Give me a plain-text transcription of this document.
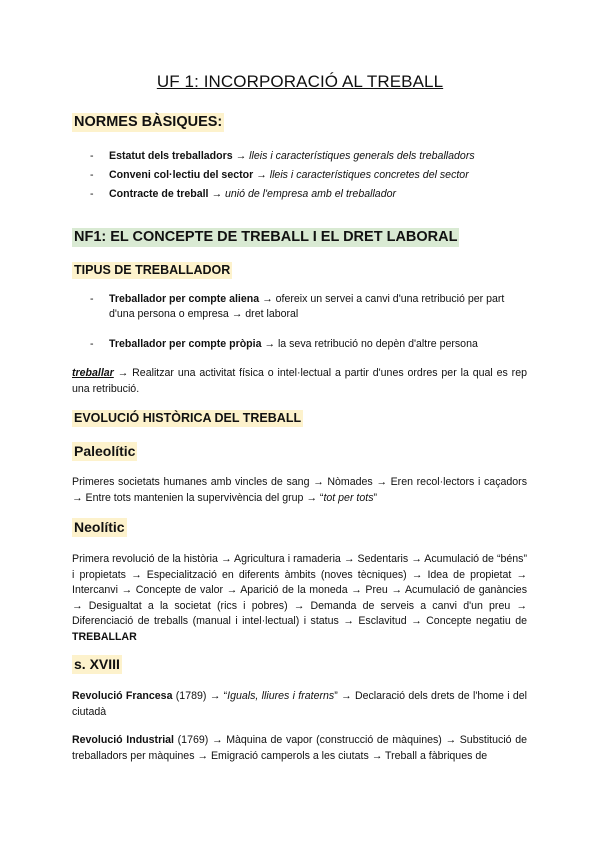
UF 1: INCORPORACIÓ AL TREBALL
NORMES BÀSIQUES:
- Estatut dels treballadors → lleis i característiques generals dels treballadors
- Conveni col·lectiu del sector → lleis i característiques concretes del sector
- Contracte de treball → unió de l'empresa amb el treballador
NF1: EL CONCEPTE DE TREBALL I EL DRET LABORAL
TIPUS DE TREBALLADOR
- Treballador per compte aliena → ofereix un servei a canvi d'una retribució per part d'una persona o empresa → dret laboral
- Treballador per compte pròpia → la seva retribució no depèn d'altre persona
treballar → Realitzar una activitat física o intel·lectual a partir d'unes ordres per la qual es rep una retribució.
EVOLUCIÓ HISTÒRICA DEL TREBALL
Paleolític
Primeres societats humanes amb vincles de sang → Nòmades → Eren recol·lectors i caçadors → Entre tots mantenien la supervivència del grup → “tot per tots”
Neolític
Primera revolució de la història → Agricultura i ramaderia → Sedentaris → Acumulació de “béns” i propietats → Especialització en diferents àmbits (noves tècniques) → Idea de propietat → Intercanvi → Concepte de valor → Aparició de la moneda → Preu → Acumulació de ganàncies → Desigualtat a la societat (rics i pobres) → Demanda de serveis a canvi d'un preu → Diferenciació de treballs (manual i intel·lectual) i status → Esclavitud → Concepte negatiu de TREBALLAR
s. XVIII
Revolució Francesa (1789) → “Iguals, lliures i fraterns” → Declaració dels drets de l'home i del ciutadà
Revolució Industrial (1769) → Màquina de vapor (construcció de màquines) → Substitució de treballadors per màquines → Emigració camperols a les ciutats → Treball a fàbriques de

EXERCISE DESCRIPTION: Give only the number of lines in the data that hold the word "dels".

OUTPUT FOR THIS TASK: 2